>> start
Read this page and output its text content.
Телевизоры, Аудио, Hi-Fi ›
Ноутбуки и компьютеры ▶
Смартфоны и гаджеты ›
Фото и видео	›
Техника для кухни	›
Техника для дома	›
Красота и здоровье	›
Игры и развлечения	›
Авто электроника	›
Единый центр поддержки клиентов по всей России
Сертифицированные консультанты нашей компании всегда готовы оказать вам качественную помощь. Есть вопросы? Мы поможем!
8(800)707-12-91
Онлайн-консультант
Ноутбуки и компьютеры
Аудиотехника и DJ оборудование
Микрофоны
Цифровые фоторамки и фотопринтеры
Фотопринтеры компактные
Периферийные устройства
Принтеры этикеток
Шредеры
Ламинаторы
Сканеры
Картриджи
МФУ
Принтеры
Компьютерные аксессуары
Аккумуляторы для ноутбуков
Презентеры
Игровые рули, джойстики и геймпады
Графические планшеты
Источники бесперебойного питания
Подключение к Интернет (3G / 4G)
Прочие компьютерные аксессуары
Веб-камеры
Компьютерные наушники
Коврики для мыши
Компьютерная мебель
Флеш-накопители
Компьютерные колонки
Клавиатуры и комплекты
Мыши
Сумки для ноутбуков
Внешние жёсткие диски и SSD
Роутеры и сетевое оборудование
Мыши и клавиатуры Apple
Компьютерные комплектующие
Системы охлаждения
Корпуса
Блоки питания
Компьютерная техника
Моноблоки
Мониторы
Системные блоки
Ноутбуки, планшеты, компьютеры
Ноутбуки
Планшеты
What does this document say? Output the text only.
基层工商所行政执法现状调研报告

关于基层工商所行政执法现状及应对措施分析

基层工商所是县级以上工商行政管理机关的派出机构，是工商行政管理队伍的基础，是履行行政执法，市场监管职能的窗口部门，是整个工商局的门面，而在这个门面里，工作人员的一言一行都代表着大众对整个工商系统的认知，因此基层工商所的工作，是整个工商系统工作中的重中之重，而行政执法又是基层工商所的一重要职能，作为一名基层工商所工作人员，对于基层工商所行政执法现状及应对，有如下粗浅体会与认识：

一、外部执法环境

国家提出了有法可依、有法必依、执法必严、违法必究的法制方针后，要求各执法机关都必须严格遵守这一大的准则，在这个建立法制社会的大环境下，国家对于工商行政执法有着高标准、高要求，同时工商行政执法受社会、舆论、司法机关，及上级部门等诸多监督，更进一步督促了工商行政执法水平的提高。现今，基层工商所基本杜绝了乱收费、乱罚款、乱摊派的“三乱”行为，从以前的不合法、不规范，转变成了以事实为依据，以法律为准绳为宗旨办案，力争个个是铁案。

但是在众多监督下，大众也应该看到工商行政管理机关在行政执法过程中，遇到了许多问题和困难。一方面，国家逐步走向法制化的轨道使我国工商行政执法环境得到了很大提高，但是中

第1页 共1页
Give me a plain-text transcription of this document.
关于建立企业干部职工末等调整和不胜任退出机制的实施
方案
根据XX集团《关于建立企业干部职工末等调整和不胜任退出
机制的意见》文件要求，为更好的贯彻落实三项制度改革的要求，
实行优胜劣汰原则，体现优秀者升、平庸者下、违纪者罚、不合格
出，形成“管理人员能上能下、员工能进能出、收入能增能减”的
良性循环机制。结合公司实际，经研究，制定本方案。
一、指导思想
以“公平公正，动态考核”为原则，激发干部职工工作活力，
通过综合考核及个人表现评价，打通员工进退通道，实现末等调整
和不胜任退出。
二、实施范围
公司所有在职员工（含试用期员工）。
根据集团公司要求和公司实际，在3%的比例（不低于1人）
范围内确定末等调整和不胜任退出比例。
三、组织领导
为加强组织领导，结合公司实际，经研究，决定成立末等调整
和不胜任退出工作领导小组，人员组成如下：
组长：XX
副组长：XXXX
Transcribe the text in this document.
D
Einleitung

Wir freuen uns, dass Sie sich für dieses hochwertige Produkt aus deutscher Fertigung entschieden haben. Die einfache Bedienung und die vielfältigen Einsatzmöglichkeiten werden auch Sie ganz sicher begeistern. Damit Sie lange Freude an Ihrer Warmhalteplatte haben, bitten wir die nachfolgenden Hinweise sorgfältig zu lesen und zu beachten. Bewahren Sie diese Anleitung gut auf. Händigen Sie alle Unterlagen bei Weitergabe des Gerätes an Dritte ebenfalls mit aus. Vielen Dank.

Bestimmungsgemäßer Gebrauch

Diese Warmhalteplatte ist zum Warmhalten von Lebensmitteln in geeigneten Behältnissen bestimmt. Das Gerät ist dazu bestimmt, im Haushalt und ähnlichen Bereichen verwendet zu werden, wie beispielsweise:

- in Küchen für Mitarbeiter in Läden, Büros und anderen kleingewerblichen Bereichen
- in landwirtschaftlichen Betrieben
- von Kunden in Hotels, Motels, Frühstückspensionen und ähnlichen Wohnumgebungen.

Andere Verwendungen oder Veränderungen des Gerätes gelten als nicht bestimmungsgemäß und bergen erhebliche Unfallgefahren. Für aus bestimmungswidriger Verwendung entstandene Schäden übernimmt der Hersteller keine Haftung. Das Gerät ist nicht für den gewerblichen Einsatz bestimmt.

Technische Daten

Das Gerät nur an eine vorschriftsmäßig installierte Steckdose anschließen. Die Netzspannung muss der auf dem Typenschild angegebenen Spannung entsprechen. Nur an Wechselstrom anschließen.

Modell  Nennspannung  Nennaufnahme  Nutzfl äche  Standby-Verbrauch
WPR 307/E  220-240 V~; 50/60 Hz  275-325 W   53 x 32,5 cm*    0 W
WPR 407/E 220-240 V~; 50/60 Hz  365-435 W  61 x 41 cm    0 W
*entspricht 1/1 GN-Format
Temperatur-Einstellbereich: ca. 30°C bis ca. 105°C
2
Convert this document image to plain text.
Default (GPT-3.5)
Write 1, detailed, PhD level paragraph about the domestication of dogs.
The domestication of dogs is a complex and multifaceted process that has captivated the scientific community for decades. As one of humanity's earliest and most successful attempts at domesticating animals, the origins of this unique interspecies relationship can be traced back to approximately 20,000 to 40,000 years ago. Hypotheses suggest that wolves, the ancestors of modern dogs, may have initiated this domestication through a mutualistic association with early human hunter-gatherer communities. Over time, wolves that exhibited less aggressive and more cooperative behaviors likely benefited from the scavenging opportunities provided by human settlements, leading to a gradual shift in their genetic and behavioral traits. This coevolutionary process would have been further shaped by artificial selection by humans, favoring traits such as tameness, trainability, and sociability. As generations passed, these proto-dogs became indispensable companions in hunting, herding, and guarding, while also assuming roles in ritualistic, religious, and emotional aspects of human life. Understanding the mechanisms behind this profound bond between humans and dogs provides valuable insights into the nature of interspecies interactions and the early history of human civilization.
>> end
Produce an exact copy of all the records.

Answer below —
Read this page and output its text content.
Телевизоры, Аудио, Hi-Fi ›
Ноутбуки и компьютеры ▶
Смартфоны и гаджеты ›
Фото и видео	›
Техника для кухни	›
Техника для дома	›
Красота и здоровье	›
Игры и развлечения	›
Авто электроника	›
Единый центр поддержки клиентов по всей России
Сертифицированные консультанты нашей компании всегда готовы оказать вам качественную помощь. Есть вопросы? Мы поможем!
8(800)707-12-91
Онлайн-консультант
Ноутбуки и компьютеры
Аудиотехника и DJ оборудование
Микрофоны
Цифровые фоторамки и фотопринтеры
Фотопринтеры компактные
Периферийные устройства
Принтеры этикеток
Шредеры
Ламинаторы
Сканеры
Картриджи
МФУ
Принтеры
Компьютерные аксессуары
Аккумуляторы для ноутбуков
Презентеры
Игровые рули, джойстики и геймпады
Графические планшеты
Источники бесперебойного питания
Подключение к Интернет (3G / 4G)
Прочие компьютерные аксессуары
Веб-камеры
Компьютерные наушники
Коврики для мыши
Компьютерная мебель
Флеш-накопители
Компьютерные колонки
Клавиатуры и комплекты
Мыши
Сумки для ноутбуков
Внешние жёсткие диски и SSD
Роутеры и сетевое оборудование
Мыши и клавиатуры Apple
Компьютерные комплектующие
Системы охлаждения
Корпуса
Блоки питания
Компьютерная техника
Моноблоки
Мониторы
Системные блоки
Ноутбуки, планшеты, компьютеры
Ноутбуки
Планшеты
What does this document say? Output the text only.
基层工商所行政执法现状调研报告

关于基层工商所行政执法现状及应对措施分析

基层工商所是县级以上工商行政管理机关的派出机构，是工商行政管理队伍的基础，是履行行政执法，市场监管职能的窗口部门，是整个工商局的门面，而在这个门面里，工作人员的一言一行都代表着大众对整个工商系统的认知，因此基层工商所的工作，是整个工商系统工作中的重中之重，而行政执法又是基层工商所的一重要职能，作为一名基层工商所工作人员，对于基层工商所行政执法现状及应对，有如下粗浅体会与认识：

一、外部执法环境

国家提出了有法可依、有法必依、执法必严、违法必究的法制方针后，要求各执法机关都必须严格遵守这一大的准则，在这个建立法制社会的大环境下，国家对于工商行政执法有着高标准、高要求，同时工商行政执法受社会、舆论、司法机关，及上级部门等诸多监督，更进一步督促了工商行政执法水平的提高。现今，基层工商所基本杜绝了乱收费、乱罚款、乱摊派的“三乱”行为，从以前的不合法、不规范，转变成了以事实为依据，以法律为准绳为宗旨办案，力争个个是铁案。

但是在众多监督下，大众也应该看到工商行政管理机关在行政执法过程中，遇到了许多问题和困难。一方面，国家逐步走向法制化的轨道使我国工商行政执法环境得到了很大提高，但是中

第1页 共1页
Give me a plain-text transcription of this document.
关于建立企业干部职工末等调整和不胜任退出机制的实施
方案
根据XX集团《关于建立企业干部职工末等调整和不胜任退出
机制的意见》文件要求，为更好的贯彻落实三项制度改革的要求，
实行优胜劣汰原则，体现优秀者升、平庸者下、违纪者罚、不合格
出，形成“管理人员能上能下、员工能进能出、收入能增能减”的
良性循环机制。结合公司实际，经研究，制定本方案。
一、指导思想
以“公平公正，动态考核”为原则，激发干部职工工作活力，
通过综合考核及个人表现评价，打通员工进退通道，实现末等调整
和不胜任退出。
二、实施范围
公司所有在职员工（含试用期员工）。
根据集团公司要求和公司实际，在3%的比例（不低于1人）
范围内确定末等调整和不胜任退出比例。
三、组织领导
为加强组织领导，结合公司实际，经研究，决定成立末等调整
和不胜任退出工作领导小组，人员组成如下：
组长：XX
副组长：XXXX
Transcribe the text in this document.
D
Einleitung

Wir freuen uns, dass Sie sich für dieses hochwertige Produkt aus deutscher Fertigung entschieden haben. Die einfache Bedienung und die vielfältigen Einsatzmöglichkeiten werden auch Sie ganz sicher begeistern. Damit Sie lange Freude an Ihrer Warmhalteplatte haben, bitten wir die nachfolgenden Hinweise sorgfältig zu lesen und zu beachten. Bewahren Sie diese Anleitung gut auf. Händigen Sie alle Unterlagen bei Weitergabe des Gerätes an Dritte ebenfalls mit aus. Vielen Dank.

Bestimmungsgemäßer Gebrauch

Diese Warmhalteplatte ist zum Warmhalten von Lebensmitteln in geeigneten Behältnissen bestimmt. Das Gerät ist dazu bestimmt, im Haushalt und ähnlichen Bereichen verwendet zu werden, wie beispielsweise:

- in Küchen für Mitarbeiter in Läden, Büros und anderen kleingewerblichen Bereichen
- in landwirtschaftlichen Betrieben
- von Kunden in Hotels, Motels, Frühstückspensionen und ähnlichen Wohnumgebungen.

Andere Verwendungen oder Veränderungen des Gerätes gelten als nicht bestimmungsgemäß und bergen erhebliche Unfallgefahren. Für aus bestimmungswidriger Verwendung entstandene Schäden übernimmt der Hersteller keine Haftung. Das Gerät ist nicht für den gewerblichen Einsatz bestimmt.

Technische Daten

Das Gerät nur an eine vorschriftsmäßig installierte Steckdose anschließen. Die Netzspannung muss der auf dem Typenschild angegebenen Spannung entsprechen. Nur an Wechselstrom anschließen.

Modell  Nennspannung  Nennaufnahme  Nutzfl äche  Standby-Verbrauch
WPR 307/E  220-240 V~; 50/60 Hz  275-325 W   53 x 32,5 cm*    0 W
WPR 407/E 220-240 V~; 50/60 Hz  365-435 W  61 x 41 cm    0 W
*entspricht 1/1 GN-Format
Temperatur-Einstellbereich: ca. 30°C bis ca. 105°C
2
Convert this document image to plain text.
Default (GPT-3.5)
Write 1, detailed, PhD level paragraph about the domestication of dogs.
The domestication of dogs is a complex and multifaceted process that has captivated the scientific community for decades. As one of humanity's earliest and most successful attempts at domesticating animals, the origins of this unique interspecies relationship can be traced back to approximately 20,000 to 40,000 years ago. Hypotheses suggest that wolves, the ancestors of modern dogs, may have initiated this domestication through a mutualistic association with early human hunter-gatherer communities. Over time, wolves that exhibited less aggressive and more cooperative behaviors likely benefited from the scavenging opportunities provided by human settlements, leading to a gradual shift in their genetic and behavioral traits. This coevolutionary process would have been further shaped by artificial selection by humans, favoring traits such as tameness, trainability, and sociability. As generations passed, these proto-dogs became indispensable companions in hunting, herding, and guarding, while also assuming roles in ritualistic, religious, and emotional aspects of human life. Understanding the mechanisms behind this profound bond between humans and dogs provides valuable insights into the nature of interspecies interactions and the early history of human civilization.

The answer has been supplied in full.